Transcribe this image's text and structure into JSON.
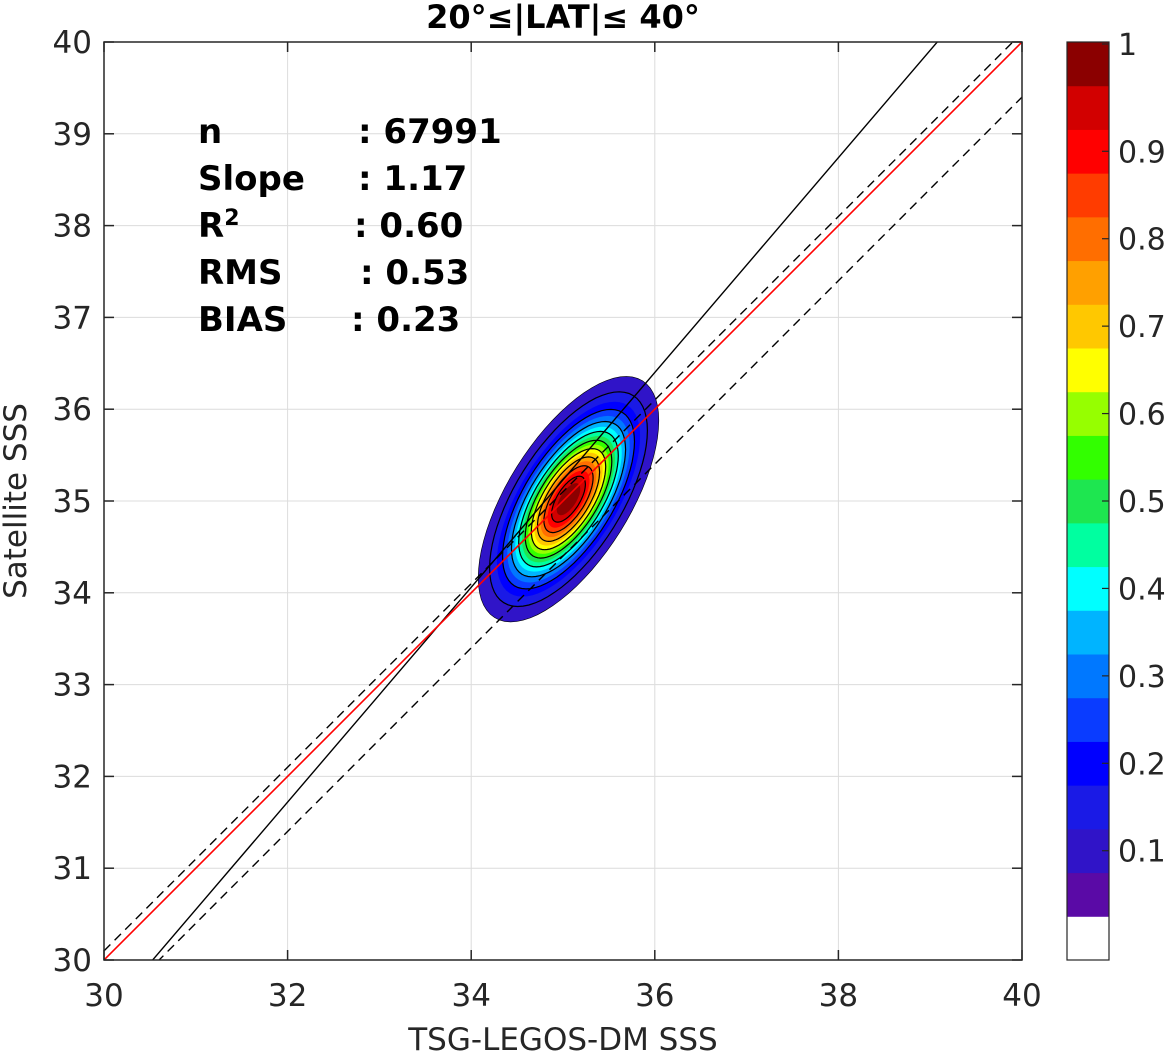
{
  "chart_data": {
    "type": "contour-scatter",
    "title": "20°≤|LAT|≤ 40°",
    "xlabel": "TSG-LEGOS-DM SSS",
    "ylabel": "Satellite SSS",
    "xlim": [
      30,
      40
    ],
    "ylim": [
      30,
      40
    ],
    "xticks": [
      "30",
      "32",
      "34",
      "36",
      "38",
      "40"
    ],
    "yticks": [
      "30",
      "31",
      "32",
      "33",
      "34",
      "35",
      "36",
      "37",
      "38",
      "39",
      "40"
    ],
    "grid": true,
    "stats": [
      {
        "label": "n",
        "value": ": 67991"
      },
      {
        "label": "Slope",
        "value": ": 1.17"
      },
      {
        "label": "R",
        "sup": "2",
        "value": ": 0.60"
      },
      {
        "label": "RMS",
        "value": ": 0.53"
      },
      {
        "label": "BIAS",
        "value": ": 0.23"
      }
    ],
    "lines": {
      "one_to_one": {
        "slope": 1,
        "intercept": 0,
        "color": "#ff0000"
      },
      "regression": {
        "slope": 1.17,
        "center": [
          35.0,
          35.23
        ],
        "color": "#000000"
      },
      "upper_dashed": {
        "slope": 1,
        "intercept": 0.1,
        "color": "#000000"
      },
      "lower_dashed": {
        "slope": 1,
        "intercept": -0.6,
        "color": "#000000"
      }
    },
    "density": {
      "center": [
        35.06,
        35.02
      ],
      "sigma_major": 0.62,
      "sigma_minor": 0.27,
      "angle_deg": 58,
      "cutoff": 0.05
    },
    "colorbar": {
      "ticks": [
        "0.1",
        "0.2",
        "0.3",
        "0.4",
        "0.5",
        "0.6",
        "0.7",
        "0.8",
        "0.9",
        "1"
      ],
      "colors": [
        "#ffffff",
        "#5a0aa6",
        "#3014c8",
        "#1a1ae6",
        "#0000ff",
        "#0a3cff",
        "#0078ff",
        "#00b4ff",
        "#00ffff",
        "#00ffa0",
        "#1ee650",
        "#32ff00",
        "#96ff00",
        "#ffff00",
        "#ffc800",
        "#ffa000",
        "#ff6e00",
        "#ff3c00",
        "#ff0000",
        "#d20000",
        "#8b0000"
      ]
    }
  }
}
══════
Task requirements:
Set the entries down again exactly. Do not include the images.

Task response:
Transcribe this image's text and structure into JSON.
{
  "chart_data": {
    "type": "contour-scatter",
    "title": "20°≤|LAT|≤ 40°",
    "xlabel": "TSG-LEGOS-DM SSS",
    "ylabel": "Satellite SSS",
    "xlim": [
      30,
      40
    ],
    "ylim": [
      30,
      40
    ],
    "xticks": [
      "30",
      "32",
      "34",
      "36",
      "38",
      "40"
    ],
    "yticks": [
      "30",
      "31",
      "32",
      "33",
      "34",
      "35",
      "36",
      "37",
      "38",
      "39",
      "40"
    ],
    "grid": true,
    "stats": [
      {
        "label": "n",
        "value": ": 67991"
      },
      {
        "label": "Slope",
        "value": ": 1.17"
      },
      {
        "label": "R",
        "sup": "2",
        "value": ": 0.60"
      },
      {
        "label": "RMS",
        "value": ": 0.53"
      },
      {
        "label": "BIAS",
        "value": ": 0.23"
      }
    ],
    "lines": {
      "one_to_one": {
        "slope": 1,
        "intercept": 0,
        "color": "#ff0000"
      },
      "regression": {
        "slope": 1.17,
        "center": [
          35.0,
          35.23
        ],
        "color": "#000000"
      },
      "upper_dashed": {
        "slope": 1,
        "intercept": 0.1,
        "color": "#000000"
      },
      "lower_dashed": {
        "slope": 1,
        "intercept": -0.6,
        "color": "#000000"
      }
    },
    "density": {
      "center": [
        35.06,
        35.02
      ],
      "sigma_major": 0.62,
      "sigma_minor": 0.27,
      "angle_deg": 58,
      "cutoff": 0.05
    },
    "colorbar": {
      "ticks": [
        "0.1",
        "0.2",
        "0.3",
        "0.4",
        "0.5",
        "0.6",
        "0.7",
        "0.8",
        "0.9",
        "1"
      ],
      "colors": [
        "#ffffff",
        "#5a0aa6",
        "#3014c8",
        "#1a1ae6",
        "#0000ff",
        "#0a3cff",
        "#0078ff",
        "#00b4ff",
        "#00ffff",
        "#00ffa0",
        "#1ee650",
        "#32ff00",
        "#96ff00",
        "#ffff00",
        "#ffc800",
        "#ffa000",
        "#ff6e00",
        "#ff3c00",
        "#ff0000",
        "#d20000",
        "#8b0000"
      ]
    }
  }
}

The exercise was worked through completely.